Pull every line containing "kiemen" out of the material below.

-- begin Extracted data --

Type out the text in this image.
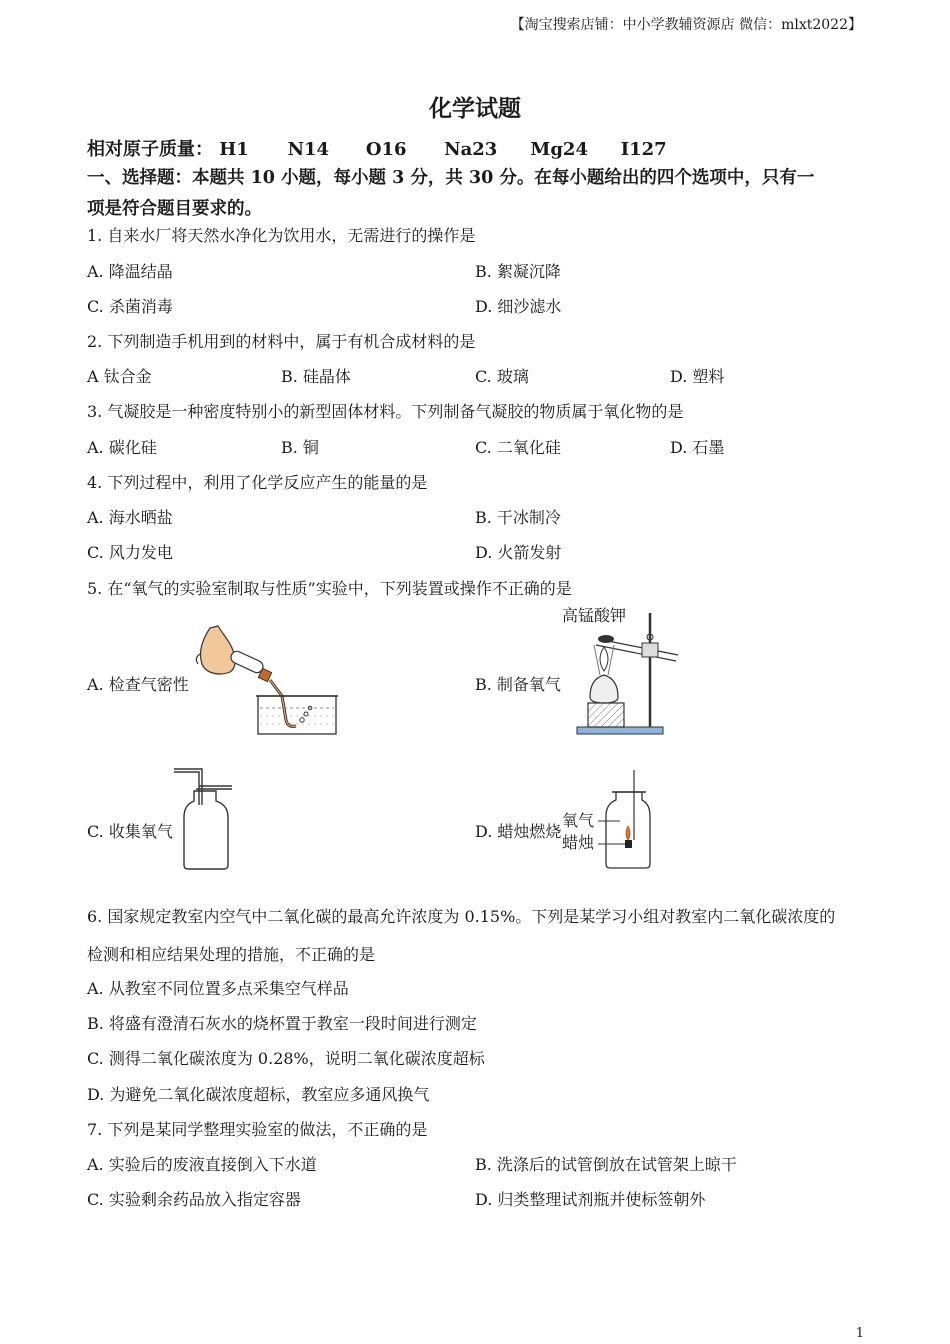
【淘宝搜索店铺：中小学教辅资源店 微信：mlxt2022】
化学试题
相对原子质量： H1 N14 O16 Na23 Mg24 I127
一、选择题：本题共 10 小题，每小题 3 分，共 30 分。在每小题给出的四个选项中，只有一
项是符合题目要求的。
1. 自来水厂将天然水净化为饮用水，无需进行的操作是
A. 降温结晶	B. 絮凝沉降
C. 杀菌消毒	D. 细沙滤水
2. 下列制造手机用到的材料中，属于有机合成材料的是
A 钛合金	B. 硅晶体	C. 玻璃	D. 塑料
3. 气凝胶是一种密度特别小的新型固体材料。下列制备气凝胶的物质属于氧化物的是
A. 碳化硅	B. 铜	C. 二氧化硅	D. 石墨
4. 下列过程中，利用了化学反应产生的能量的是
A. 海水晒盐	B. 干冰制冷
C. 风力发电	D. 火箭发射
5. 在“氧气的实验室制取与性质”实验中，下列装置或操作不正确的是
A. 检查气密性	B. 制备氧气
C. 收集氧气	D. 蜡烛燃烧
高锰酸钾
氧气
蜡烛
6. 国家规定教室内空气中二氧化碳的最高允许浓度为 0.15%。下列是某学习小组对教室内二氧化碳浓度的
检测和相应结果处理的措施，不正确的是
A. 从教室不同位置多点采集空气样品
B. 将盛有澄清石灰水的烧杯置于教室一段时间进行测定
C. 测得二氧化碳浓度为 0.28%，说明二氧化碳浓度超标
D. 为避免二氧化碳浓度超标，教室应多通风换气
7. 下列是某同学整理实验室的做法，不正确的是
A. 实验后的废液直接倒入下水道	B. 洗涤后的试管倒放在试管架上晾干
C. 实验剩余药品放入指定容器	D. 归类整理试剂瓶并使标签朝外
1
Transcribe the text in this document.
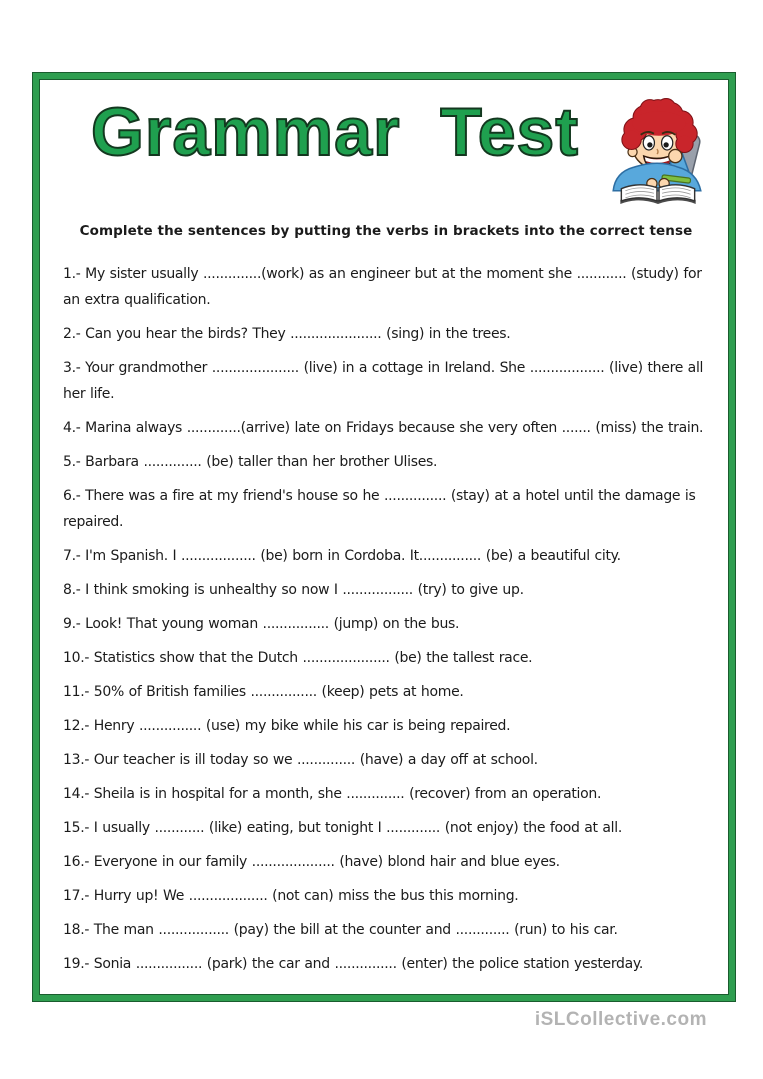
Grammar  Test
Complete the sentences by putting the verbs in brackets into the correct tense

1.- My sister usually ..............(work) as an engineer but at the moment she ............ (study) for an extra qualification.

2.- Can you hear the birds? They ...................... (sing) in the trees.

3.- Your grandmother ..................... (live) in a cottage in Ireland. She .................. (live) there all her life.

4.- Marina always .............(arrive) late on Fridays because she very often ....... (miss) the train.

5.- Barbara .............. (be) taller than her brother Ulises.

6.- There was a fire at my friend's house so he ............... (stay) at a hotel until the damage is repaired.

7.- I'm Spanish. I .................. (be) born in Cordoba. It............... (be) a beautiful city.

8.- I think smoking is unhealthy so now I ................. (try) to give up.

9.- Look! That young woman ................ (jump) on the bus.

10.- Statistics show that the Dutch ..................... (be) the tallest race.

11.- 50% of British families ................ (keep) pets at home.

12.- Henry ............... (use) my bike while his car is being repaired.

13.- Our teacher is ill today so we .............. (have) a day off at school.

14.- Sheila is in hospital for a month, she .............. (recover) from an operation.

15.- I usually ............ (like) eating, but tonight I ............. (not enjoy) the food at all.

16.- Everyone in our family .................... (have) blond hair and blue eyes.

17.- Hurry up! We ................... (not can) miss the bus this morning.

18.- The man ................. (pay) the bill at the counter and ............. (run) to his car.

19.- Sonia ................ (park) the car and ............... (enter) the police station yesterday.

iSLCollective.com
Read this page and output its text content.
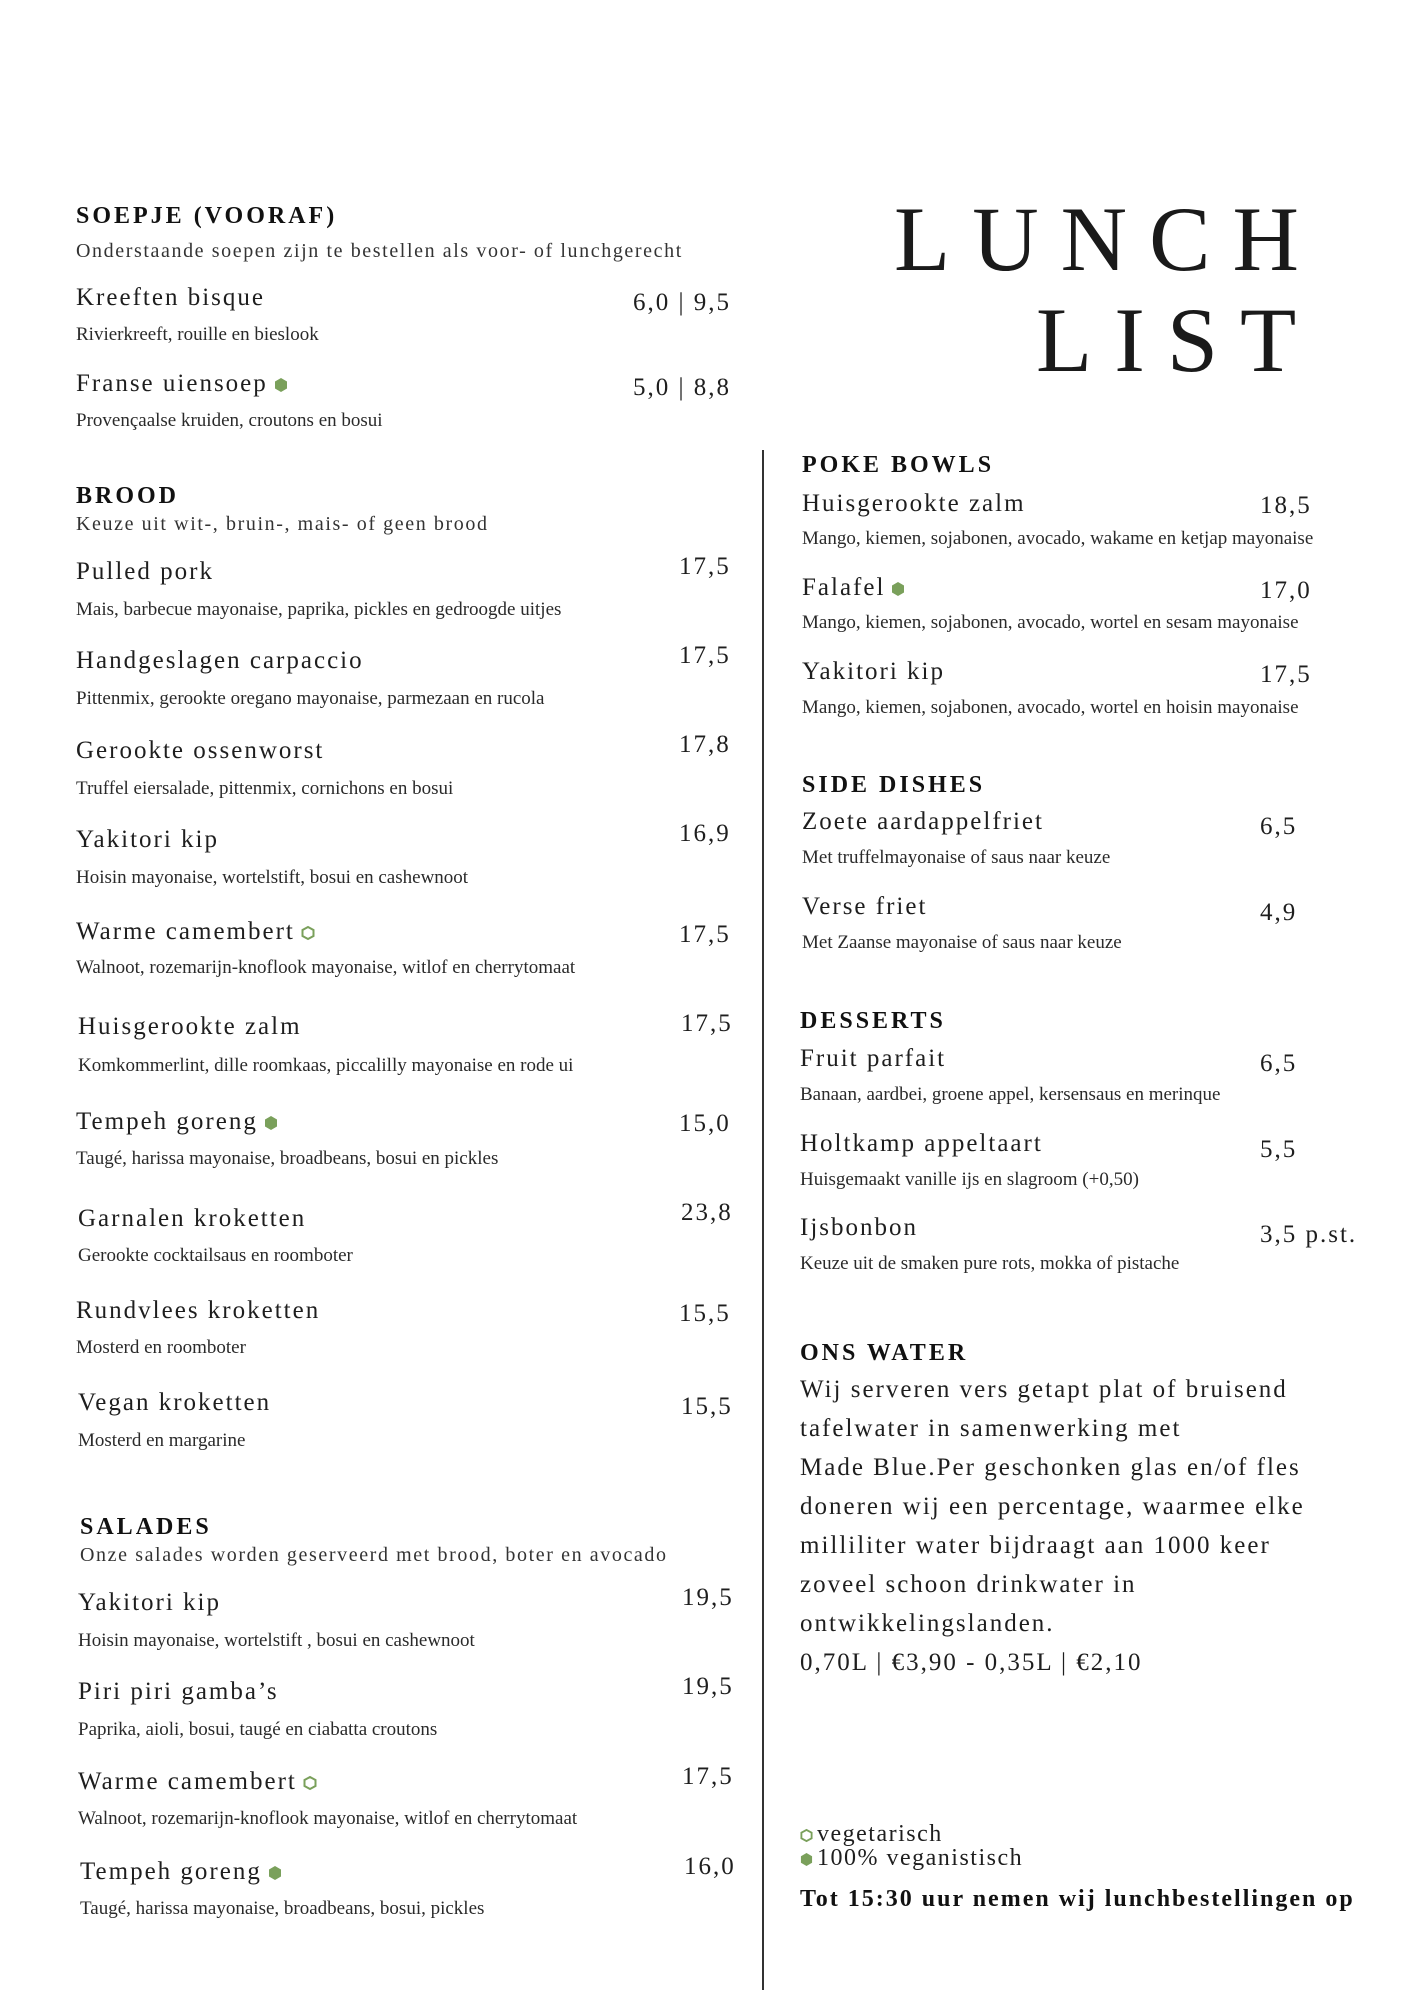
LUNCH
LIST
SOEPJE (VOORAF)
Onderstaande soepen zijn te bestellen als voor- of lunchgerecht
Kreeften bisque	6,0 | 9,5
Rivierkreeft, rouille en bieslook
Franse uiensoep	5,0 | 8,8
Provençaalse kruiden, croutons en bosui
BROOD
Keuze uit wit-, bruin-, mais- of geen brood
Pulled pork	17,5
Mais, barbecue mayonaise, paprika, pickles en gedroogde uitjes
Handgeslagen carpaccio	17,5
Pittenmix, gerookte oregano mayonaise, parmezaan en rucola
Gerookte ossenworst	17,8
Truffel eiersalade, pittenmix, cornichons en bosui
Yakitori kip	16,9
Hoisin mayonaise, wortelstift, bosui en cashewnoot
Warme camembert	17,5
Walnoot, rozemarijn-knoflook mayonaise, witlof en cherrytomaat
Huisgerookte zalm	17,5
Komkommerlint, dille roomkaas, piccalilly mayonaise en rode ui
Tempeh goreng	15,0
Taugé, harissa mayonaise, broadbeans, bosui en pickles
Garnalen kroketten	23,8
Gerookte cocktailsaus en roomboter
Rundvlees kroketten	15,5
Mosterd en roomboter
Vegan kroketten	15,5
Mosterd en margarine
SALADES
Onze salades worden geserveerd met brood, boter en avocado
Yakitori kip	19,5
Hoisin mayonaise, wortelstift , bosui en cashewnoot
Piri piri gamba’s	19,5
Paprika, aioli, bosui, taugé en ciabatta croutons
Warme camembert	17,5
Walnoot, rozemarijn-knoflook mayonaise, witlof en cherrytomaat
Tempeh goreng	16,0
Taugé, harissa mayonaise, broadbeans, bosui, pickles
POKE BOWLS
Huisgerookte zalm	18,5
Mango, kiemen, sojabonen, avocado, wakame en ketjap mayonaise
Falafel	17,0
Mango, kiemen, sojabonen, avocado, wortel en sesam mayonaise
Yakitori kip	17,5
Mango, kiemen, sojabonen, avocado, wortel en hoisin mayonaise
SIDE DISHES
Zoete aardappelfriet	6,5
Met truffelmayonaise of saus naar keuze
Verse friet	4,9
Met Zaanse mayonaise of saus naar keuze
DESSERTS
Fruit parfait	6,5
Banaan, aardbei, groene appel, kersensaus en merinque
Holtkamp appeltaart	5,5
Huisgemaakt vanille ijs en slagroom (+0,50)
Ijsbonbon	3,5 p.st.
Keuze uit de smaken pure rots, mokka of pistache
ONS WATER
Wij serveren vers getapt plat of bruisend
tafelwater in samenwerking met
Made Blue.Per geschonken glas en/of fles
doneren wij een percentage, waarmee elke
milliliter water bijdraagt aan 1000 keer
zoveel schoon drinkwater in
ontwikkelingslanden.
0,70L | €3,90 - 0,35L | €2,10
vegetarisch
100% veganistisch
Tot 15:30 uur nemen wij lunchbestellingen op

-- end Extracted data --

◆ Answer for this exercise
Mango, kiemen, sojabonen, avocado, wakame en ketjap mayonaise
Mango, kiemen, sojabonen, avocado, wortel en sesam mayonaise
Mango, kiemen, sojabonen, avocado, wortel en hoisin mayonaise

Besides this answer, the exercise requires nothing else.